Tâche à réaliser
Pouvez-vous recopier à l'identique le passage du texte sur le programme français dans les écoles privées algériennes, de « Selon Meziane Meriane » à « mois à un an. » ?

Texte du document

Meriane a expliqué que “l’objectif de l’enseignement du programme français est de permettre aux élèves de passer le baccalauréat (secondaire) français, ce qui leur permet de s’inscrire directement dans les universités françaises, sans passer par les tests et les cours du Centre culturel français”.
Il a rappelé que, par le passé, les élèves Algériens devaient se déplacer en Tunisie pour passer le baccalauréat français et que les écoles privées algériennes ont exploité ce créneau.
Selon Meziane Meriane ces écoles ont trompé les autorités en affirmant dispenser “un double programme qui combine le cursus national et le cursus français, car ceci n’est pas possible sur le plan pédagogique…”.
“Ils trompaient ainsi les inspecteurs, mais ils se contentaient de dispenser le programme français dans toutes les matières”, a-t-il renchéri.
Meriane estime toutefois que le fait d’obliger les écoles privées à enseigner le programme national pourrait semer la confusion dans l’esprit des élèves, en particulier dans le secondaire. Passer d’une méthode d’enseignement 100 % française à un programme national en arabe demande, selon lui, un temps d’adaptation de 6 mois à un an.

Lignes fournies
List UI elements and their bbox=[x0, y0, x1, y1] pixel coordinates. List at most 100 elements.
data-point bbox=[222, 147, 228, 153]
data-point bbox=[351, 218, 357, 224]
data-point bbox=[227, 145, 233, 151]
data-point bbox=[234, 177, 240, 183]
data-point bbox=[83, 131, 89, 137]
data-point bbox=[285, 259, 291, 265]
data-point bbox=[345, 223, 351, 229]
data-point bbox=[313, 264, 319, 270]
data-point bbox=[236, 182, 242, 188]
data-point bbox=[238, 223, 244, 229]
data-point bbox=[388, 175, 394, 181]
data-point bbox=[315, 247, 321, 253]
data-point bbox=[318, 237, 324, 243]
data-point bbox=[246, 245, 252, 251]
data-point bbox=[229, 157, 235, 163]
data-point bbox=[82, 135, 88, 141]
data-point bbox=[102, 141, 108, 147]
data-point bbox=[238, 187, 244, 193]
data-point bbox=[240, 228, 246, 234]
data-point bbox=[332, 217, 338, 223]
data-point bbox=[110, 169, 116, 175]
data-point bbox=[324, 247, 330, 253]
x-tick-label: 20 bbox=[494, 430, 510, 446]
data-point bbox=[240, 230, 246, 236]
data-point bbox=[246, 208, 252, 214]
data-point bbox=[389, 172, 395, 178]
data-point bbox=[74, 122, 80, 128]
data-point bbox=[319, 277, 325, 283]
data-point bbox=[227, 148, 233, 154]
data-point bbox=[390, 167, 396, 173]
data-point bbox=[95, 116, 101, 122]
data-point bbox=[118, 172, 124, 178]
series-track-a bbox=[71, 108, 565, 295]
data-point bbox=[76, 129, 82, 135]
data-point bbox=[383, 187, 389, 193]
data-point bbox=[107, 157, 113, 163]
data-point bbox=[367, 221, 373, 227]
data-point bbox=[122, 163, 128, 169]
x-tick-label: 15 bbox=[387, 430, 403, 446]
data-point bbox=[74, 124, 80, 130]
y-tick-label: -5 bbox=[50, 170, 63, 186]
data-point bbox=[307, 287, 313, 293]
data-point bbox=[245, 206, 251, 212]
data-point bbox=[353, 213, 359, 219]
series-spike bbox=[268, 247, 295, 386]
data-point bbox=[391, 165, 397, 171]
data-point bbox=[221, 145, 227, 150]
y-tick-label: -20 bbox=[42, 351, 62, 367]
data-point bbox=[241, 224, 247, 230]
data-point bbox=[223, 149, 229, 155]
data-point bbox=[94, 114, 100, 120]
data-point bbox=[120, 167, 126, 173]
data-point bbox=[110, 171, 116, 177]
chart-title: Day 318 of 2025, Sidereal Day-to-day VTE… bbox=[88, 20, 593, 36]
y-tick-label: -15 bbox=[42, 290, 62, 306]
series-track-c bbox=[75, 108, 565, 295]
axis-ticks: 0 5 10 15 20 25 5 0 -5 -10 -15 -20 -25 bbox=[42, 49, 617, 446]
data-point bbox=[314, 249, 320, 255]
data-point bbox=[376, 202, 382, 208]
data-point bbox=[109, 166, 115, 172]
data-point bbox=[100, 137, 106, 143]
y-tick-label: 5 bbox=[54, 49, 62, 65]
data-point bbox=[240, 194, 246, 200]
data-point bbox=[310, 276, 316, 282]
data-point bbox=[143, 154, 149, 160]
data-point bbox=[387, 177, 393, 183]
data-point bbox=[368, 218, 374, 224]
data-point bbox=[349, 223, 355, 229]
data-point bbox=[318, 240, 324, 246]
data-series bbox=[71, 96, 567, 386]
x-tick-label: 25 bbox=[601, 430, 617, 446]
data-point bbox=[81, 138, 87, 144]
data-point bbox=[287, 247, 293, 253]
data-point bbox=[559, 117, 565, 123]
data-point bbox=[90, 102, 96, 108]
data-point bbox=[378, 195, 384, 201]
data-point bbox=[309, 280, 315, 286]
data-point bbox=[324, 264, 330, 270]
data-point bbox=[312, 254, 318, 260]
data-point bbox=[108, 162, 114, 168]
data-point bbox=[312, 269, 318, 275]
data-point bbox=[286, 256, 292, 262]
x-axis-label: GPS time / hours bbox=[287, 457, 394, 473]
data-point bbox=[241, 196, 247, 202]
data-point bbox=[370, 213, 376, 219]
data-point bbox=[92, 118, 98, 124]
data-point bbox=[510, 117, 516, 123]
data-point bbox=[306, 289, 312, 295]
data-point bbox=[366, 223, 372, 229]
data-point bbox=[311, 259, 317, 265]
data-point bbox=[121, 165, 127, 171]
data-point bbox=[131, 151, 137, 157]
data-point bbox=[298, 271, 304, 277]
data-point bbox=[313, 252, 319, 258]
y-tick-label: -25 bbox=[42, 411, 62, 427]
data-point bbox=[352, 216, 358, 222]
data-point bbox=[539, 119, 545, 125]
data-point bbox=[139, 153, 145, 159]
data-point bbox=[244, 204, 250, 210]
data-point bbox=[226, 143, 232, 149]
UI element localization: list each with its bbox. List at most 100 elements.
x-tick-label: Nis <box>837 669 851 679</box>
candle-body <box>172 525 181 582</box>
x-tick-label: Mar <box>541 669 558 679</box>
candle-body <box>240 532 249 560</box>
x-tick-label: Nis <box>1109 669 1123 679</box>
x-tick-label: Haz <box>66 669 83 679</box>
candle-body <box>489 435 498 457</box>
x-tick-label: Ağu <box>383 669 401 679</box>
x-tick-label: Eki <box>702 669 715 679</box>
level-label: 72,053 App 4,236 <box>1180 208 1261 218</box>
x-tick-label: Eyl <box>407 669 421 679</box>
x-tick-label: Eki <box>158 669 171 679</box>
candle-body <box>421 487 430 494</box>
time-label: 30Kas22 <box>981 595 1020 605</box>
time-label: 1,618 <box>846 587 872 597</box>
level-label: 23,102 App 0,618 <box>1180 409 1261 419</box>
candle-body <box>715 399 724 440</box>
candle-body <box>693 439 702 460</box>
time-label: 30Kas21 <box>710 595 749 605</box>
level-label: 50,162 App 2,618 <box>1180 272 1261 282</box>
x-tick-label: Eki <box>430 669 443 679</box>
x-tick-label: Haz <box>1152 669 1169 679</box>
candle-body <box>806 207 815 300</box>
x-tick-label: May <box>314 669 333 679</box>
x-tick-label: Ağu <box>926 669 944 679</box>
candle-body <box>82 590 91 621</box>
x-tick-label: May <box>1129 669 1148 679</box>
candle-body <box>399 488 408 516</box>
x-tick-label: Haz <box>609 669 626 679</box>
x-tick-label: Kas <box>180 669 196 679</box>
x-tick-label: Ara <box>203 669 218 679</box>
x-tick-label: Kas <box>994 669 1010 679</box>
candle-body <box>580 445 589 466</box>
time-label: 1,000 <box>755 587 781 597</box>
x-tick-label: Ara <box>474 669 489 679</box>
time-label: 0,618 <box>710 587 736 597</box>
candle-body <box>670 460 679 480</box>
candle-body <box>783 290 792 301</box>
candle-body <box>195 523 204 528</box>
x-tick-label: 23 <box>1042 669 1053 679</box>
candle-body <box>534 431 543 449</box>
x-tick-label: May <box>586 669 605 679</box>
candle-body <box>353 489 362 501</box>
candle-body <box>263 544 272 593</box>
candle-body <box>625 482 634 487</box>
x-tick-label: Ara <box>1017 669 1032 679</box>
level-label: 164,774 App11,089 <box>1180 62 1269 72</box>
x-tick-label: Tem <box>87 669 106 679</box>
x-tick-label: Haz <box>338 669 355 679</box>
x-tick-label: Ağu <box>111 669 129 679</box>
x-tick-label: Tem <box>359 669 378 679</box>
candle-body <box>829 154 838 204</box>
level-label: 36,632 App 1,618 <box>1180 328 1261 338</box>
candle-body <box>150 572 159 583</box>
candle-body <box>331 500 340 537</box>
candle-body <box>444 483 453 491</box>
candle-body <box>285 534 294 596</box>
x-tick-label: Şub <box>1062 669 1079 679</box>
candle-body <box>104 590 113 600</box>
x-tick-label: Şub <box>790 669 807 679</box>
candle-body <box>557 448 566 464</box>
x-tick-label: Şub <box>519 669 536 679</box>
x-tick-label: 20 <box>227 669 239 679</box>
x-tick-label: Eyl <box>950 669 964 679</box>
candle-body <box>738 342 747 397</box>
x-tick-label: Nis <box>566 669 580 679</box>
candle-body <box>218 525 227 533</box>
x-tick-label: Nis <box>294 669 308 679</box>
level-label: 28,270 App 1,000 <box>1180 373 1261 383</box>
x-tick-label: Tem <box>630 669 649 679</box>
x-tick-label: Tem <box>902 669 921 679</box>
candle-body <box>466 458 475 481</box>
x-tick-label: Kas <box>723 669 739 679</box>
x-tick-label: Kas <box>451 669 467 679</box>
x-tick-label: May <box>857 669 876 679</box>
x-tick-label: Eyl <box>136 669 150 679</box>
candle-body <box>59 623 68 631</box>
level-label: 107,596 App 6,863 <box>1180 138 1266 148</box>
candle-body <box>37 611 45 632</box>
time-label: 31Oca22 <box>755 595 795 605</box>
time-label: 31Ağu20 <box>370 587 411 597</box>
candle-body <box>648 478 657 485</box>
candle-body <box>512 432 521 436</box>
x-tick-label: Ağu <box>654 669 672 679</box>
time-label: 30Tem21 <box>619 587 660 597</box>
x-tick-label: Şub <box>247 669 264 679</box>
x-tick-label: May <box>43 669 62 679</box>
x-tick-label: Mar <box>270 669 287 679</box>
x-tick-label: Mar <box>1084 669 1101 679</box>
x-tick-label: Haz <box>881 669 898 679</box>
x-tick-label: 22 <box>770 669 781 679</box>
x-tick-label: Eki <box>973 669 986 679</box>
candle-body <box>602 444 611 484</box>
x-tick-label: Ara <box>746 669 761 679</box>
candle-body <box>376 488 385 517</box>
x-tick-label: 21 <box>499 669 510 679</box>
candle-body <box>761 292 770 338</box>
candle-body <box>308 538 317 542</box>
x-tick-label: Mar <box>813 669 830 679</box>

Réponse attendue
Selon Meziane Meriane ces écoles ont trompé les autorités en affirmant dispenser “un double programme qui combine le cursus national et le cursus français, car ceci n’est pas possible sur le plan pédagogique…”.
“Ils trompaient ainsi les inspecteurs, mais ils se contentaient de dispenser le programme français dans toutes les matières”, a-t-il renchéri.
Meriane estime toutefois que le fait d’obliger les écoles privées à enseigner le programme national pourrait semer la confusion dans l’esprit des élèves, en particulier dans le secondaire. Passer d’une méthode d’enseignement 100 % française à un programme national en arabe demande, selon lui, un temps d’adaptation de 6 mois à un an.